● **Work to do**
Exactly as they appear, output all of the entries.

● **Supplied data**
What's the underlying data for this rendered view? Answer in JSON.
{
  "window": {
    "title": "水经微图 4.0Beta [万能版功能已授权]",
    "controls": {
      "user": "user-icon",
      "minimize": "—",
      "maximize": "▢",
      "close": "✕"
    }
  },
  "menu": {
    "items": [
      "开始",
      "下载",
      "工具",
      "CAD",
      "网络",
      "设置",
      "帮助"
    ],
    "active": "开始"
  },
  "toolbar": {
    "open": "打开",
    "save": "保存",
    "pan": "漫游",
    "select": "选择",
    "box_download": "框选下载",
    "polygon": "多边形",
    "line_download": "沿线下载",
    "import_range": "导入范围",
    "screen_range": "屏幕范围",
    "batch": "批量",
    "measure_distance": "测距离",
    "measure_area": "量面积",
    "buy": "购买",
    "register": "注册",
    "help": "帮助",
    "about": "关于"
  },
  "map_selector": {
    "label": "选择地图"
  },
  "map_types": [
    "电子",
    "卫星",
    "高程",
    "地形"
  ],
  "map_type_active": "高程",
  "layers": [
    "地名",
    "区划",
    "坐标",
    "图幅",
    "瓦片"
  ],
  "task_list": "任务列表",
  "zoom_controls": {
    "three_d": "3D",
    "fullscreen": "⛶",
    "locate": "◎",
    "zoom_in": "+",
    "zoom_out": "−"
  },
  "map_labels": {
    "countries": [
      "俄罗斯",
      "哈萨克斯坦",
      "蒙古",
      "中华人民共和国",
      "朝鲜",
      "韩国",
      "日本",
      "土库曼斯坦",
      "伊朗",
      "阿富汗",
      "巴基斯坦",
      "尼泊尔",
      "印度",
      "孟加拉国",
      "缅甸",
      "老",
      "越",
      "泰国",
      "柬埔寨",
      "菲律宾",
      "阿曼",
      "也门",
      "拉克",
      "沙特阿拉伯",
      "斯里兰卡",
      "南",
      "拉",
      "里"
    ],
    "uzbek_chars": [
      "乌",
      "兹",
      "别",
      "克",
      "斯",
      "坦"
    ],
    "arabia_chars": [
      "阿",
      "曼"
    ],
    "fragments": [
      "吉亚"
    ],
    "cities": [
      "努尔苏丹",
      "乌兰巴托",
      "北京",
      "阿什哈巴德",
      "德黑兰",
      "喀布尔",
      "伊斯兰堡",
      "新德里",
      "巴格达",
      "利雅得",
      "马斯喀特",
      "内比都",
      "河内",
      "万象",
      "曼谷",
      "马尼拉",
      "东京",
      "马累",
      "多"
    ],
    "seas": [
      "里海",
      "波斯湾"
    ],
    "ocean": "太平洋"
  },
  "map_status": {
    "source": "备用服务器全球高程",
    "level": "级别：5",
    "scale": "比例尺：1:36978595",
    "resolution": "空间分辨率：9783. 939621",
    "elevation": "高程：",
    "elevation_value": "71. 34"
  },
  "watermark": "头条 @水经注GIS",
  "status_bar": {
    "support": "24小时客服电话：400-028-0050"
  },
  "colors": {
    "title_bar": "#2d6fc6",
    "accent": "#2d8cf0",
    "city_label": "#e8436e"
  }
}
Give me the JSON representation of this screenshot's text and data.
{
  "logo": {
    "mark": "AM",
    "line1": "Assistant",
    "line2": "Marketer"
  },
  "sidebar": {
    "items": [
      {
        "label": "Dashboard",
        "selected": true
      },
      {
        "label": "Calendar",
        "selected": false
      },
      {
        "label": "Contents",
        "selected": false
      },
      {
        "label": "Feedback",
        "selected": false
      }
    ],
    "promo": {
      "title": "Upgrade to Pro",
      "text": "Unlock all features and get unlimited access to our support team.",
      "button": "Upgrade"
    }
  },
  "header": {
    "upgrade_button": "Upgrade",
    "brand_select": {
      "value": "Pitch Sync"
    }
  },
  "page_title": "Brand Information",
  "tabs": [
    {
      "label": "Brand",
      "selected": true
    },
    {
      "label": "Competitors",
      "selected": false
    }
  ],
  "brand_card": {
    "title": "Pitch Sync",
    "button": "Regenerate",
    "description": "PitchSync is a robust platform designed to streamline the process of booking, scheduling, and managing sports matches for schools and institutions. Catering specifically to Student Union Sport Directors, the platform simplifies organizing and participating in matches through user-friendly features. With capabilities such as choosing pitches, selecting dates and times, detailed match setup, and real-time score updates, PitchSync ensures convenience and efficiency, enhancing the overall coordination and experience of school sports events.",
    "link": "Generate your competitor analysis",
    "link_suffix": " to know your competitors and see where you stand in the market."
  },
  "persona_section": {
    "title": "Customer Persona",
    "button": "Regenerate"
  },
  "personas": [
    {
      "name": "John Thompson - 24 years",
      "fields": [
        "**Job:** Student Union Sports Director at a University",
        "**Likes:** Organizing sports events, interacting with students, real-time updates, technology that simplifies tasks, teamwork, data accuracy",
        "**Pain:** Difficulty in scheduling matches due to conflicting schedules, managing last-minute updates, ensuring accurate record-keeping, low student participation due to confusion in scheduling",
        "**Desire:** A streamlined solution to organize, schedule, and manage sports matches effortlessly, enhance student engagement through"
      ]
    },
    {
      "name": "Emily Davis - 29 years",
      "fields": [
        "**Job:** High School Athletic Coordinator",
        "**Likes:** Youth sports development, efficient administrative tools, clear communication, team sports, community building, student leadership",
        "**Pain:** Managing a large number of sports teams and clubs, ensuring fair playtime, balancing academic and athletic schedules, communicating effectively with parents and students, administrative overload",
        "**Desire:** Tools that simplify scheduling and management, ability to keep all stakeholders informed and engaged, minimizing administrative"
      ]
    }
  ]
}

● **Reply to the task**
What's the underlying data for this rendered view? Answer in JSON.
{
  "window": {
    "title": "水经微图 4.0Beta [万能版功能已授权]",
    "controls": {
      "user": "user-icon",
      "minimize": "—",
      "maximize": "▢",
      "close": "✕"
    }
  },
  "menu": {
    "items": [
      "开始",
      "下载",
      "工具",
      "CAD",
      "网络",
      "设置",
      "帮助"
    ],
    "active": "开始"
  },
  "toolbar": {
    "open": "打开",
    "save": "保存",
    "pan": "漫游",
    "select": "选择",
    "box_download": "框选下载",
    "polygon": "多边形",
    "line_download": "沿线下载",
    "import_range": "导入范围",
    "screen_range": "屏幕范围",
    "batch": "批量",
    "measure_distance": "测距离",
    "measure_area": "量面积",
    "buy": "购买",
    "register": "注册",
    "help": "帮助",
    "about": "关于"
  },
  "map_selector": {
    "label": "选择地图"
  },
  "map_types": [
    "电子",
    "卫星",
    "高程",
    "地形"
  ],
  "map_type_active": "高程",
  "layers": [
    "地名",
    "区划",
    "坐标",
    "图幅",
    "瓦片"
  ],
  "task_list": "任务列表",
  "zoom_controls": {
    "three_d": "3D",
    "fullscreen": "⛶",
    "locate": "◎",
    "zoom_in": "+",
    "zoom_out": "−"
  },
  "map_labels": {
    "countries": [
      "俄罗斯",
      "哈萨克斯坦",
      "蒙古",
      "中华人民共和国",
      "朝鲜",
      "韩国",
      "日本",
      "土库曼斯坦",
      "伊朗",
      "阿富汗",
      "巴基斯坦",
      "尼泊尔",
      "印度",
      "孟加拉国",
      "缅甸",
      "老",
      "越",
      "泰国",
      "柬埔寨",
      "菲律宾",
      "阿曼",
      "也门",
      "拉克",
      "沙特阿拉伯",
      "斯里兰卡",
      "南",
      "拉",
      "里"
    ],
    "uzbek_chars": [
      "乌",
      "兹",
      "别",
      "克",
      "斯",
      "坦"
    ],
    "arabia_chars": [
      "阿",
      "曼"
    ],
    "fragments": [
      "吉亚"
    ],
    "cities": [
      "努尔苏丹",
      "乌兰巴托",
      "北京",
      "阿什哈巴德",
      "德黑兰",
      "喀布尔",
      "伊斯兰堡",
      "新德里",
      "巴格达",
      "利雅得",
      "马斯喀特",
      "内比都",
      "河内",
      "万象",
      "曼谷",
      "马尼拉",
      "东京",
      "马累",
      "多"
    ],
    "seas": [
      "里海",
      "波斯湾"
    ],
    "ocean": "太平洋"
  },
  "map_status": {
    "source": "备用服务器全球高程",
    "level": "级别：5",
    "scale": "比例尺：1:36978595",
    "resolution": "空间分辨率：9783. 939621",
    "elevation": "高程：",
    "elevation_value": "71. 34"
  },
  "watermark": "头条 @水经注GIS",
  "status_bar": {
    "support": "24小时客服电话：400-028-0050"
  },
  "colors": {
    "title_bar": "#2d6fc6",
    "accent": "#2d8cf0",
    "city_label": "#e8436e"
  }
}
Give me the JSON representation of this screenshot's text and data.
{
  "logo": {
    "mark": "AM",
    "line1": "Assistant",
    "line2": "Marketer"
  },
  "sidebar": {
    "items": [
      {
        "label": "Dashboard",
        "selected": true
      },
      {
        "label": "Calendar",
        "selected": false
      },
      {
        "label": "Contents",
        "selected": false
      },
      {
        "label": "Feedback",
        "selected": false
      }
    ],
    "promo": {
      "title": "Upgrade to Pro",
      "text": "Unlock all features and get unlimited access to our support team.",
      "button": "Upgrade"
    }
  },
  "header": {
    "upgrade_button": "Upgrade",
    "brand_select": {
      "value": "Pitch Sync"
    }
  },
  "page_title": "Brand Information",
  "tabs": [
    {
      "label": "Brand",
      "selected": true
    },
    {
      "label": "Competitors",
      "selected": false
    }
  ],
  "brand_card": {
    "title": "Pitch Sync",
    "button": "Regenerate",
    "description": "PitchSync is a robust platform designed to streamline the process of booking, scheduling, and managing sports matches for schools and institutions. Catering specifically to Student Union Sport Directors, the platform simplifies organizing and participating in matches through user-friendly features. With capabilities such as choosing pitches, selecting dates and times, detailed match setup, and real-time score updates, PitchSync ensures convenience and efficiency, enhancing the overall coordination and experience of school sports events.",
    "link": "Generate your competitor analysis",
    "link_suffix": " to know your competitors and see where you stand in the market."
  },
  "persona_section": {
    "title": "Customer Persona",
    "button": "Regenerate"
  },
  "personas": [
    {
      "name": "John Thompson - 24 years",
      "fields": [
        "**Job:** Student Union Sports Director at a University",
        "**Likes:** Organizing sports events, interacting with students, real-time updates, technology that simplifies tasks, teamwork, data accuracy",
        "**Pain:** Difficulty in scheduling matches due to conflicting schedules, managing last-minute updates, ensuring accurate record-keeping, low student participation due to confusion in scheduling",
        "**Desire:** A streamlined solution to organize, schedule, and manage sports matches effortlessly, enhance student engagement through"
      ]
    },
    {
      "name": "Emily Davis - 29 years",
      "fields": [
        "**Job:** High School Athletic Coordinator",
        "**Likes:** Youth sports development, efficient administrative tools, clear communication, team sports, community building, student leadership",
        "**Pain:** Managing a large number of sports teams and clubs, ensuring fair playtime, balancing academic and athletic schedules, communicating effectively with parents and students, administrative overload",
        "**Desire:** Tools that simplify scheduling and management, ability to keep all stakeholders informed and engaged, minimizing administrative"
      ]
    }
  ]
}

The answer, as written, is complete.